[READING TEXT Boundary: Start]

But, all in all, I think, having read, in the past couple days, preparing for this show, I read at least a dozen 2017 outlooks from various financial firms like BlackRock and Morningstar and places like Business Insider, Newsweek, Time magazine. Some of them get really specific with their predictions. Some financial analysts will even peg what they think the S&P will close at specifically for 2017. The consensus that I could find seemed to be at 2,300. But, there's a little bit of futility in all of this. Look for the strong businesses, the ones with quality management that have something like a defendable moat. You really just need to take the Foolish view beyond 2017 and looking to the long-term because of the fact that, when you have all this other noise, it can sometimes make it seem really difficult to pick that right company with the right story with that long-term view. It will seem especially hard when you have some of these outside forces that can push stocks one way or the other because the politics, or because what the president's policies and how they come into play affect things. But, when you're looking out beyond 2017, five, 10, 15 years or longer, it really makes it a lot easier to stomach that, and not have to worry about things like that too much, and that uncertainty.
But the one thing I will get a little bit more specific for is with labor and wages and the increasing momentum for higher wages across the country, and how that can, especially in our consumer and retail space, have a big impact on various companies and sectors, in terms of their expenses. Think restaurant industry, retailers, and how that plays into things. But, anything else you want to wrap up with, Asit, before we kick off for 2017?

[READING TEXT Boundary: End]

*WHAT TO WORK ON*
A - In the 2017 outlook text, what S&P 2017 closing level did the consensus the speaker found point to?
B - Quote the 2017 outlook text between "But the one" and "off for 2017?", inclusive.

[SUPPLIED DATA Boundary: Start]

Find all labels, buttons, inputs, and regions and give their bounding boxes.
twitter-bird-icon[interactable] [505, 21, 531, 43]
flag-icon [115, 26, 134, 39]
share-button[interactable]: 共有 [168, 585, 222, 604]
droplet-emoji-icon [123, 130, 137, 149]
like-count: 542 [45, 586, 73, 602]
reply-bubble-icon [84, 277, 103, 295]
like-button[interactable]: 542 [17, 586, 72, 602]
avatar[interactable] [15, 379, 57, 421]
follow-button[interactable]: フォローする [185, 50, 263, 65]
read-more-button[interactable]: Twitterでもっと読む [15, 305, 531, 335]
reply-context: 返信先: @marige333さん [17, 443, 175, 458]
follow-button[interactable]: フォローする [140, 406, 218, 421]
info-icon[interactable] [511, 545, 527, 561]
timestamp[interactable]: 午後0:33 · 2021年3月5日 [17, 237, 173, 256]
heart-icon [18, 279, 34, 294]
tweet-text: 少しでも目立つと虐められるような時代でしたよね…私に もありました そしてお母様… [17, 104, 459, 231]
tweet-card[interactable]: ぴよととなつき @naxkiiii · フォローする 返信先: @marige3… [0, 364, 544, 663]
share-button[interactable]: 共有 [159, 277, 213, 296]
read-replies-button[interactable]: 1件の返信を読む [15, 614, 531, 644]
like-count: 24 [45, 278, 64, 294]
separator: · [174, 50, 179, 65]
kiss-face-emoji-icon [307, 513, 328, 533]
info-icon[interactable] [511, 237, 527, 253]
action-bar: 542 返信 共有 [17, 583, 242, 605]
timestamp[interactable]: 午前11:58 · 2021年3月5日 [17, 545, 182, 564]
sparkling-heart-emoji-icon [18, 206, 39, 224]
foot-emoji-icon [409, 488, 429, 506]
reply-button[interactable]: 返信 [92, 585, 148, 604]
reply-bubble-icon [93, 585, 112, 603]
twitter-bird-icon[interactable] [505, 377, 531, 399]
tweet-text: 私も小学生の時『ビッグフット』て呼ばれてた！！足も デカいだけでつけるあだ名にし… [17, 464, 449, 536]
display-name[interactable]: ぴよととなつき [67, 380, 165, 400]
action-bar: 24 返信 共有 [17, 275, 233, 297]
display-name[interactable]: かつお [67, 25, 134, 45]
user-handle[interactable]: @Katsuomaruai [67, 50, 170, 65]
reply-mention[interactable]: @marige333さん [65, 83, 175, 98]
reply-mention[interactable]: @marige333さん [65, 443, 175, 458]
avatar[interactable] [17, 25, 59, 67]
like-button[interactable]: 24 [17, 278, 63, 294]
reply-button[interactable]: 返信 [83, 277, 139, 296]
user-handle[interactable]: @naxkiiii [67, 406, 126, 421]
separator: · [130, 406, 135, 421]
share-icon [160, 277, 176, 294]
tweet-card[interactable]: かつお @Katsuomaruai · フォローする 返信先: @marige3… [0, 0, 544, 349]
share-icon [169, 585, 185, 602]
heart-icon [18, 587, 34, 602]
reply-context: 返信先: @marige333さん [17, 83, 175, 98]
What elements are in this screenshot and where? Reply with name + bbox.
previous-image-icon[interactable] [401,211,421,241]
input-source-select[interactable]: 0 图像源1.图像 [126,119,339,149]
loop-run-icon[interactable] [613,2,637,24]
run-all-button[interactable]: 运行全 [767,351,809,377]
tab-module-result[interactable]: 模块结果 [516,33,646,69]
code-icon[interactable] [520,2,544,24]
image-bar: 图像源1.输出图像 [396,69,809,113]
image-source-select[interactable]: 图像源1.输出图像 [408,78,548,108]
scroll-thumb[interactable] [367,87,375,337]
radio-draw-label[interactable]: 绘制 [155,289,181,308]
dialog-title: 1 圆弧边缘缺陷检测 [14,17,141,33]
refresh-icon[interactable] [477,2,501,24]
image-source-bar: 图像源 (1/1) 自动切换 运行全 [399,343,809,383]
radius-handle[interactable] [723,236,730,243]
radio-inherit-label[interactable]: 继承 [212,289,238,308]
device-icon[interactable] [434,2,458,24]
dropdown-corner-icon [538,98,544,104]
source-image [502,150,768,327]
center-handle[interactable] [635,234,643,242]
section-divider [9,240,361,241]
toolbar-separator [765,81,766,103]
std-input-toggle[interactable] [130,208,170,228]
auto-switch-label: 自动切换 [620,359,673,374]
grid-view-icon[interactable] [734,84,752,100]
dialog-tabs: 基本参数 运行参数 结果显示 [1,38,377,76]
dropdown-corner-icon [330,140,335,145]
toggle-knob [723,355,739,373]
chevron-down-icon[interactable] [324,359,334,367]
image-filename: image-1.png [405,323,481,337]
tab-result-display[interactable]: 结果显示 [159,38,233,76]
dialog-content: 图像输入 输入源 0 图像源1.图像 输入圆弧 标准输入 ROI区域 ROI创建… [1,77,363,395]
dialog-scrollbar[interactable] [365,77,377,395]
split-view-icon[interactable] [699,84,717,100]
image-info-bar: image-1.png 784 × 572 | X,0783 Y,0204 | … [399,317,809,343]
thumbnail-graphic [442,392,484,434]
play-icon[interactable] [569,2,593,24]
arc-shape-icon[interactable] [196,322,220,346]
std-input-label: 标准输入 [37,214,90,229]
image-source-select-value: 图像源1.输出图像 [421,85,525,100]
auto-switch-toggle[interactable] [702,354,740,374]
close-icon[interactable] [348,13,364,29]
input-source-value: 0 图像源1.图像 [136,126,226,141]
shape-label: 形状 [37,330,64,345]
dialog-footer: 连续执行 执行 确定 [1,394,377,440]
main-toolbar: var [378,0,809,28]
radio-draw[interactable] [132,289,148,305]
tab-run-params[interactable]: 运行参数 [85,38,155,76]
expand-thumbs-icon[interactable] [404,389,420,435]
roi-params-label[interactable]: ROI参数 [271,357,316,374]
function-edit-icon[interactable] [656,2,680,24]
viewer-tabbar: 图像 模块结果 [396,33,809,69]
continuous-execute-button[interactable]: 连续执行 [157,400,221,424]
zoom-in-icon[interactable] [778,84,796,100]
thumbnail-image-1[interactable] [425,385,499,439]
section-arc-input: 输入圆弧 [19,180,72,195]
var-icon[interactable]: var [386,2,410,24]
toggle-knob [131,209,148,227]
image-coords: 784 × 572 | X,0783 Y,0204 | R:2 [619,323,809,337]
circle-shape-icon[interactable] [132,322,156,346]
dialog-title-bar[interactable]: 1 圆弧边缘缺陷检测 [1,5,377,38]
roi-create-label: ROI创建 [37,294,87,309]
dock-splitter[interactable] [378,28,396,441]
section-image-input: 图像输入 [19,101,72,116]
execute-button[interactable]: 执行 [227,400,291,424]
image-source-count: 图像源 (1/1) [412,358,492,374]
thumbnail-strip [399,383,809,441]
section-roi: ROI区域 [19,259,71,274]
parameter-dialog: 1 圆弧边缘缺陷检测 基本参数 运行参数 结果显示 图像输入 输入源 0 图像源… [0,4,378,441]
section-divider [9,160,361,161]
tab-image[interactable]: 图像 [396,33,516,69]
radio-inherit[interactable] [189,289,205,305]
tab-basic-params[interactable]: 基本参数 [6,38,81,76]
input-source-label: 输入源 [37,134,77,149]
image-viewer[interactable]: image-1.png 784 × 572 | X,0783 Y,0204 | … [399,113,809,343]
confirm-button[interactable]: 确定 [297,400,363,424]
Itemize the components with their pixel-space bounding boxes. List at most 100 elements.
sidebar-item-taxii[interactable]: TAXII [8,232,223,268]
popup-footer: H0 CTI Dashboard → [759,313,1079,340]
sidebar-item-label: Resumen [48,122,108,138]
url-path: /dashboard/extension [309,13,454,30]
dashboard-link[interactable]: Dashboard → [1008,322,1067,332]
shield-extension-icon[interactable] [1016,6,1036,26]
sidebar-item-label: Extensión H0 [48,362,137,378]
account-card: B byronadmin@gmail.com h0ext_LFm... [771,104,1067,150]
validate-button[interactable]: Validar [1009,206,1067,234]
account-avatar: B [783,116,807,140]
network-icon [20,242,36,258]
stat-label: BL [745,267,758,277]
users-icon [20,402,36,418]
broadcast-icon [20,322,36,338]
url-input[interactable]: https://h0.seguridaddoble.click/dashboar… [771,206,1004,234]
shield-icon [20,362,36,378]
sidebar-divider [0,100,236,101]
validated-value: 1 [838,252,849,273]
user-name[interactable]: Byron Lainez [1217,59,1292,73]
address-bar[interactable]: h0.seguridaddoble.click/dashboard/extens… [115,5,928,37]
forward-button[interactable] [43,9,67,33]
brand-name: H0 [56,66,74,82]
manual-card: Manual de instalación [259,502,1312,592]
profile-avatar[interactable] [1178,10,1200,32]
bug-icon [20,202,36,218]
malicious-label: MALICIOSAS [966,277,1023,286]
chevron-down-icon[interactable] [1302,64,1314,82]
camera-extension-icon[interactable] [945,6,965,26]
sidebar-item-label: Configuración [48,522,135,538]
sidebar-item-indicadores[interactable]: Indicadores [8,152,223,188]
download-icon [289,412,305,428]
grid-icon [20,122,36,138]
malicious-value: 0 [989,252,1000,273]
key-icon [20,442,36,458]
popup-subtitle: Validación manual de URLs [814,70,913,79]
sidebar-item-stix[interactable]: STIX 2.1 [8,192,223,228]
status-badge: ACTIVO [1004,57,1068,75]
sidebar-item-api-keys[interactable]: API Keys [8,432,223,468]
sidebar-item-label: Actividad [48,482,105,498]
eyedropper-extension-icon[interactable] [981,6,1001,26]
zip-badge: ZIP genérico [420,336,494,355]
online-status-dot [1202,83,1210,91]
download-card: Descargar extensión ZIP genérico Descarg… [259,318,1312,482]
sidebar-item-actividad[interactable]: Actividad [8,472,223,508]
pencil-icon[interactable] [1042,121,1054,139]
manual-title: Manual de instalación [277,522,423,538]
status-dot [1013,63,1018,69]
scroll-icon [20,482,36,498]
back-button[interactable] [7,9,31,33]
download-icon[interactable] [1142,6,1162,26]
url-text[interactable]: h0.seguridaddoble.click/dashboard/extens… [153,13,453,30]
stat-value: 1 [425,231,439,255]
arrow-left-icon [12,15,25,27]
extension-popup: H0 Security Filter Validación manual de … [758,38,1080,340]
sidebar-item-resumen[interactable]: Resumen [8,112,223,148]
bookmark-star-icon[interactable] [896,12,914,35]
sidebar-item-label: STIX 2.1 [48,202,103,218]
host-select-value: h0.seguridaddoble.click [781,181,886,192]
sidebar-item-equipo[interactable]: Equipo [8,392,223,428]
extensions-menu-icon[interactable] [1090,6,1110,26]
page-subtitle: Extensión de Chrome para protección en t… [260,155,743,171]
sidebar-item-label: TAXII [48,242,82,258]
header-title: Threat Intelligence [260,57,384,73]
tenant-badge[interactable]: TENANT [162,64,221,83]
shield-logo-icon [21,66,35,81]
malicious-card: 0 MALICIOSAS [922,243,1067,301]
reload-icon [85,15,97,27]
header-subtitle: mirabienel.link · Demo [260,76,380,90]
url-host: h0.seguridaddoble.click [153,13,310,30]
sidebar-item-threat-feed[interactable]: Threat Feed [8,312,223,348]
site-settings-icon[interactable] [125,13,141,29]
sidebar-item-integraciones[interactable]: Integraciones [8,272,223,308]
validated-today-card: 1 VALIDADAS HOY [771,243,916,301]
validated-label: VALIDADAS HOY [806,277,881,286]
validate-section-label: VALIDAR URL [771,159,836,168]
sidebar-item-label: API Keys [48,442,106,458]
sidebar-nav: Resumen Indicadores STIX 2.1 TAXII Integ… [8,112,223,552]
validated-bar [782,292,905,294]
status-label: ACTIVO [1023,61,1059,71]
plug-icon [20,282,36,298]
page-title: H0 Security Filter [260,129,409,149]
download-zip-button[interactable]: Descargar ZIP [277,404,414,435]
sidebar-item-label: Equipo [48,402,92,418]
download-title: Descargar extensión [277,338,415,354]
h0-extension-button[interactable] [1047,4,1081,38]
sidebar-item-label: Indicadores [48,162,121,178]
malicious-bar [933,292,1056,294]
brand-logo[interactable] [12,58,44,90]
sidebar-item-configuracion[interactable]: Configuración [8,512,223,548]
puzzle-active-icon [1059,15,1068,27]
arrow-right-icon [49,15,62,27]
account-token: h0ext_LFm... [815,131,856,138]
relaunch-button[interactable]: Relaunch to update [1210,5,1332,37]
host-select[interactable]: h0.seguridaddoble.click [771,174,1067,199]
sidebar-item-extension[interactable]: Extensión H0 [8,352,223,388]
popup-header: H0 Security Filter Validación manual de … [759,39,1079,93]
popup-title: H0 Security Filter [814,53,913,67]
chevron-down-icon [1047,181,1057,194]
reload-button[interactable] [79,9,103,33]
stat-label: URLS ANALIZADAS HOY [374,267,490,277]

[SUPPLIED DATA Boundary: End]

*SOLVED PROBLEMS*
A - 2,300

B -
But the one thing I will get a little bit more specific for is with labor and wages and the increasing momentum for higher wages across the country, and how that can, especially in our consumer and retail space, have a big impact on various companies and sectors, in terms of their expenses. Think restaurant industry, retailers, and how that plays into things. But, anything else you want to wrap up with, Asit, before we kick off for 2017?